- Saved entries:
★ ★ ★ ★ ★ ★ ★

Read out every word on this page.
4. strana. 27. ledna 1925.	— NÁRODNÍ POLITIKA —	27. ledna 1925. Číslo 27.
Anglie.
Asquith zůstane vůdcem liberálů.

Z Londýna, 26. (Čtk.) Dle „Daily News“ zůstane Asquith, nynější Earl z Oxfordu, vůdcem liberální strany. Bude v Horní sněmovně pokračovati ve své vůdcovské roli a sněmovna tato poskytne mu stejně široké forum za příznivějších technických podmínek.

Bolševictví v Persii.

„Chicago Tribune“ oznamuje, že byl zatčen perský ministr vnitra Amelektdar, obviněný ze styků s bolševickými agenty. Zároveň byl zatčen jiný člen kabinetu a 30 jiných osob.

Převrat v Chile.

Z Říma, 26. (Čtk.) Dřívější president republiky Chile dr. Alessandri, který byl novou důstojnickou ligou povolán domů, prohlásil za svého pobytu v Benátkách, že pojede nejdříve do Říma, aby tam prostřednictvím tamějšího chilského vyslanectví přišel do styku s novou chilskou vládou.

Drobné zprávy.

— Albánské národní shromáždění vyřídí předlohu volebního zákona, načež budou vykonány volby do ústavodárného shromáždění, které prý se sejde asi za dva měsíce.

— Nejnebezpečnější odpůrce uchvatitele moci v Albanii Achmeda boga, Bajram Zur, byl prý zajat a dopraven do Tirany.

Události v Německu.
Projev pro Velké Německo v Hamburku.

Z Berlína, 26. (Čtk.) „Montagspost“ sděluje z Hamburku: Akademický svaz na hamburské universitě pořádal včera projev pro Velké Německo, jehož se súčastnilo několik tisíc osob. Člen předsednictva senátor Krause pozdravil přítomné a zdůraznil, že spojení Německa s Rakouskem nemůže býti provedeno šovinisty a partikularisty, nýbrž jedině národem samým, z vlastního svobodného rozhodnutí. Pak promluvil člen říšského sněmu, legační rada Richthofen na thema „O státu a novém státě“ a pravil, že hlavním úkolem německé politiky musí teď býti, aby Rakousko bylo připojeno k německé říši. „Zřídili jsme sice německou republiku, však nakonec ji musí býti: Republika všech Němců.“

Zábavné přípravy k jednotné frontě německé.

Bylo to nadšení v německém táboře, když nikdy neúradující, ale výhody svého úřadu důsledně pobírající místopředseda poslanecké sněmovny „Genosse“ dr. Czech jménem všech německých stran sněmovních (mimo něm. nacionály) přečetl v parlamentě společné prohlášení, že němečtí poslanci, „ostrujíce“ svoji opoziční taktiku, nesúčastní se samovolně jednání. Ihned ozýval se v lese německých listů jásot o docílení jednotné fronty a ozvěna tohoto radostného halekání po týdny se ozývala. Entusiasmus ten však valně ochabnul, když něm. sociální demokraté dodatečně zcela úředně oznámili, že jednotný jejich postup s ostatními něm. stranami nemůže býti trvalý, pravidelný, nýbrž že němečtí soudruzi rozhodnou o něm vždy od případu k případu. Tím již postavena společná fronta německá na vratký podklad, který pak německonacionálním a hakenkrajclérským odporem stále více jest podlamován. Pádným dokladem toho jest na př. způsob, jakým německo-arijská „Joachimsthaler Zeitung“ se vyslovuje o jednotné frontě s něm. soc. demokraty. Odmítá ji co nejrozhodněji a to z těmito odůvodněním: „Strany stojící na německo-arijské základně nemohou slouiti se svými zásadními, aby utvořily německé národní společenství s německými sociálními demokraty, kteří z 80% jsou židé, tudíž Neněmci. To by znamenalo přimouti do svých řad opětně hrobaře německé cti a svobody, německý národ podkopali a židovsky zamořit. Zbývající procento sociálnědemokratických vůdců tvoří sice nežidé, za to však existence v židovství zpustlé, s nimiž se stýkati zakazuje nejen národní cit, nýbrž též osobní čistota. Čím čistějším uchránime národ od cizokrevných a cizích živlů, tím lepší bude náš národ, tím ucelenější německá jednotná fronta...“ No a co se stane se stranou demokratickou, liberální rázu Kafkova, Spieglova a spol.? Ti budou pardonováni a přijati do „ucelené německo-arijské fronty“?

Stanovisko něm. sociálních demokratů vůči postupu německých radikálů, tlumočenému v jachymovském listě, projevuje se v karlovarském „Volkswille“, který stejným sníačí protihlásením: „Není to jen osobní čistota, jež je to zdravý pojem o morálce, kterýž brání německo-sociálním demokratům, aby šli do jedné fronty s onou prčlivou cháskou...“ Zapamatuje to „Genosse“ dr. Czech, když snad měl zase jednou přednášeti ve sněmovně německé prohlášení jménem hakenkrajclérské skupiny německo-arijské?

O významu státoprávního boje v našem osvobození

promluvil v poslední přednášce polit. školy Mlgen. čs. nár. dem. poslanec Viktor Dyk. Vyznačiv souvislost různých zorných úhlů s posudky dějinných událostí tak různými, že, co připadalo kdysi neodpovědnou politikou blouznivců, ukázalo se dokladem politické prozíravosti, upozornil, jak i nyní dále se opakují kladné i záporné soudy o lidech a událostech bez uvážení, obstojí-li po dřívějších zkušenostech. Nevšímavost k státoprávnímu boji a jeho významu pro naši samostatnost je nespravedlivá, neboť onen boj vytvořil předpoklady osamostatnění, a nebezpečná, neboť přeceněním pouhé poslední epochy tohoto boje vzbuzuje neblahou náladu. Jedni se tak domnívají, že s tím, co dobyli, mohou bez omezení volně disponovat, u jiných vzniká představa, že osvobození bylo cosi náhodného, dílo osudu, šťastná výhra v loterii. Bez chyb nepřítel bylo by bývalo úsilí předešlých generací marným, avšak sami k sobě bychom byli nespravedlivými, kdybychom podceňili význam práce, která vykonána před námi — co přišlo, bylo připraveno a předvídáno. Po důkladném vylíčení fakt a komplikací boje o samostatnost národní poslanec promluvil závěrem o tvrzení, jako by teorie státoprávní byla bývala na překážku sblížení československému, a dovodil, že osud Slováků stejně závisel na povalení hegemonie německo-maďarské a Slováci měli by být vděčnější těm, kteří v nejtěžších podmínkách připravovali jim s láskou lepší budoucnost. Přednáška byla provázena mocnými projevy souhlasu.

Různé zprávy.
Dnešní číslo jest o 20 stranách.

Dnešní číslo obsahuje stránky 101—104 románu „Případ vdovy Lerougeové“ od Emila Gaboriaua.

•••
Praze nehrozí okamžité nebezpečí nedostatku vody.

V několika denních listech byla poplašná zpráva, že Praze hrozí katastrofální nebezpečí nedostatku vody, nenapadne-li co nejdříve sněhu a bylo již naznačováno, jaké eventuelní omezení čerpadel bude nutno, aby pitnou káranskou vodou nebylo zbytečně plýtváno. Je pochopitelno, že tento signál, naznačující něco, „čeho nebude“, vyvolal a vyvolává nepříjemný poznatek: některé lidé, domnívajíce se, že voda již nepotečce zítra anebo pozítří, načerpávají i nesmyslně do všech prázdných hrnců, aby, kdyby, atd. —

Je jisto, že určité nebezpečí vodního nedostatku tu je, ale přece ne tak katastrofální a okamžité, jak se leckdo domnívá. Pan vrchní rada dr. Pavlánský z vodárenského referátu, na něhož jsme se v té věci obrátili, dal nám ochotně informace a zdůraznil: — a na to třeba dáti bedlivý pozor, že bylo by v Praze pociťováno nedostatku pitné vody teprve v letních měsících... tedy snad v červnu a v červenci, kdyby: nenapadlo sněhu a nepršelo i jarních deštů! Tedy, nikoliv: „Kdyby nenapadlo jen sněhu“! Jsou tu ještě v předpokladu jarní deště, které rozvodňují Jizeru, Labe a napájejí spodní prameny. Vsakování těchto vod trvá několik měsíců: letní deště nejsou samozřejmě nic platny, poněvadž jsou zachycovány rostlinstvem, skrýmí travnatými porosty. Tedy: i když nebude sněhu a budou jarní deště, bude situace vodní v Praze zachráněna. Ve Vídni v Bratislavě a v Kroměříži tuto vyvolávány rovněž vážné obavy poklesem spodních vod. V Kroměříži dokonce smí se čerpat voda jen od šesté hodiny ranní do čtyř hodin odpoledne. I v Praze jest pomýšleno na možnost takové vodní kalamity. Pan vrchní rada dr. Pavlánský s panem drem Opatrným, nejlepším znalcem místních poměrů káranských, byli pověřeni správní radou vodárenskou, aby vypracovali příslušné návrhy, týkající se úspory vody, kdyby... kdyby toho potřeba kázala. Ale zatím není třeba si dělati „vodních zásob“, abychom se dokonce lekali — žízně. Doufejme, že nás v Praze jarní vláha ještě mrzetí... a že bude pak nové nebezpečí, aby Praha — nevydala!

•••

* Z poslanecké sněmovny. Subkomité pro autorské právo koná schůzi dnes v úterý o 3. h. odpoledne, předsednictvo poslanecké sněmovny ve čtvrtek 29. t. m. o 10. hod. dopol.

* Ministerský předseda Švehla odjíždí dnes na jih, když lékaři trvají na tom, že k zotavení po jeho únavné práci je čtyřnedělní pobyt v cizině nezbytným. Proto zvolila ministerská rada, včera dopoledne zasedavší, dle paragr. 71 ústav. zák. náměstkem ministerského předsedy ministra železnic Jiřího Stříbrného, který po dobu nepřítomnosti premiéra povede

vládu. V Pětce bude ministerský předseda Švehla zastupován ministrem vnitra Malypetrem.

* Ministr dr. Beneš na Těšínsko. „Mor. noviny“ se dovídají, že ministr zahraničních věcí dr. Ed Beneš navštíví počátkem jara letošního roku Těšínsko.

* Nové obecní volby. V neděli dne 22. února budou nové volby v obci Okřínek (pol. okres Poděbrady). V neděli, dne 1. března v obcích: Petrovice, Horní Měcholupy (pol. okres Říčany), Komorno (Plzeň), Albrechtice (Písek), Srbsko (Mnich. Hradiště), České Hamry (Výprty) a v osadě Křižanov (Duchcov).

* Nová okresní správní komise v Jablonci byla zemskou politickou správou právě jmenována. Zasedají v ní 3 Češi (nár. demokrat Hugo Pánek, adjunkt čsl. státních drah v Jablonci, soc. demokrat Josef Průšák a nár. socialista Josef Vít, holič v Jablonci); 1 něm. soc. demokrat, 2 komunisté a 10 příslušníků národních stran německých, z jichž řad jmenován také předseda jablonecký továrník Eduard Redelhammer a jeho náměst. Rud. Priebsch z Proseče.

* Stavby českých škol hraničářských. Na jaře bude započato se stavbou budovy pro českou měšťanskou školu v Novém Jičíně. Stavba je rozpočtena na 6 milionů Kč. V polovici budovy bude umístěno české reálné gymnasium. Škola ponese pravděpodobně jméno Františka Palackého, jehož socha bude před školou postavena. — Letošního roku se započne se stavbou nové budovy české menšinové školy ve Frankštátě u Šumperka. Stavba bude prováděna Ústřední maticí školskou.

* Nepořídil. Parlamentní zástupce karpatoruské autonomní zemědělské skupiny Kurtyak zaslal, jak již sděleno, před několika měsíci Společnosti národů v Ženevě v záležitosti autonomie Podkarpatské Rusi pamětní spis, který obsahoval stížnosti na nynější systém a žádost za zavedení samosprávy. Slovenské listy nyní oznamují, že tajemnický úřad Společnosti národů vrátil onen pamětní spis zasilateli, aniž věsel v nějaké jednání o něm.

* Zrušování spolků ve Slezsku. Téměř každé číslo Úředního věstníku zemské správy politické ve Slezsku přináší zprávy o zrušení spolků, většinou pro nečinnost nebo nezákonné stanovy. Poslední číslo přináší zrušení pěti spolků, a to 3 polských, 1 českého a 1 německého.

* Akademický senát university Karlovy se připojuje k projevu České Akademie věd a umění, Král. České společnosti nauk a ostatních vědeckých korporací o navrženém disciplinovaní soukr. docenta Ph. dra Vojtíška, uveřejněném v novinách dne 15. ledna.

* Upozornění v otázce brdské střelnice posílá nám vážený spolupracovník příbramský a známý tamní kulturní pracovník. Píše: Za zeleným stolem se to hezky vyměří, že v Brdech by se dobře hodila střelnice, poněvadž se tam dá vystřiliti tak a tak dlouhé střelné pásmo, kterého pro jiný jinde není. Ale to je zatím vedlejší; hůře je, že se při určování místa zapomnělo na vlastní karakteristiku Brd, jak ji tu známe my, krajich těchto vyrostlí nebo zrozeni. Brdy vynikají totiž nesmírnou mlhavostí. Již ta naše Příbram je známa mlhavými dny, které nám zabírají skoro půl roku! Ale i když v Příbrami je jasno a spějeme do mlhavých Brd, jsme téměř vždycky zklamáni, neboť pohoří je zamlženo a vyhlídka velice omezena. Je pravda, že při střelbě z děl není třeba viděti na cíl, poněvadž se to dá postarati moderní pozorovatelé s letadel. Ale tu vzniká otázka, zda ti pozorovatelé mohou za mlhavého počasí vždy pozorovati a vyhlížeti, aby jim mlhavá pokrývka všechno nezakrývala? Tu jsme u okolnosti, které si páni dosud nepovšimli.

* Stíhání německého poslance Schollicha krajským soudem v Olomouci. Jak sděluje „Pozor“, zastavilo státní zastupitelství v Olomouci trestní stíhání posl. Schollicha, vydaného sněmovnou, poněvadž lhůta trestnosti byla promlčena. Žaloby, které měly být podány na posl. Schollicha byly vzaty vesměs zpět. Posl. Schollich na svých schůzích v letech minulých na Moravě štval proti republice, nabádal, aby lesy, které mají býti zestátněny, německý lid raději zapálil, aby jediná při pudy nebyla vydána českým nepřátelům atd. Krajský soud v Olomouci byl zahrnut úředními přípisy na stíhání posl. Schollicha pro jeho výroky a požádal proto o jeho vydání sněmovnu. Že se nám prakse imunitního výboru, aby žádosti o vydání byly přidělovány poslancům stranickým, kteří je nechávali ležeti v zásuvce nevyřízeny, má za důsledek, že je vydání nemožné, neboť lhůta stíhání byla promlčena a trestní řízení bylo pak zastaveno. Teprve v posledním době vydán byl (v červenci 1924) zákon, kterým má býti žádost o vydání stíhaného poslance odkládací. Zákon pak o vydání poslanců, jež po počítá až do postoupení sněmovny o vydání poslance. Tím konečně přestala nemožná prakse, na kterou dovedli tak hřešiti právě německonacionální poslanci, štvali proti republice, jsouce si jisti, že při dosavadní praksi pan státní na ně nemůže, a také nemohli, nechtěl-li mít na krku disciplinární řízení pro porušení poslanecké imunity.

★ ★ ★ ★ ★ ★ ★

- What to produce:
Say, as a number only, how many lines of the data contain "vnitra".

- Correct result:
2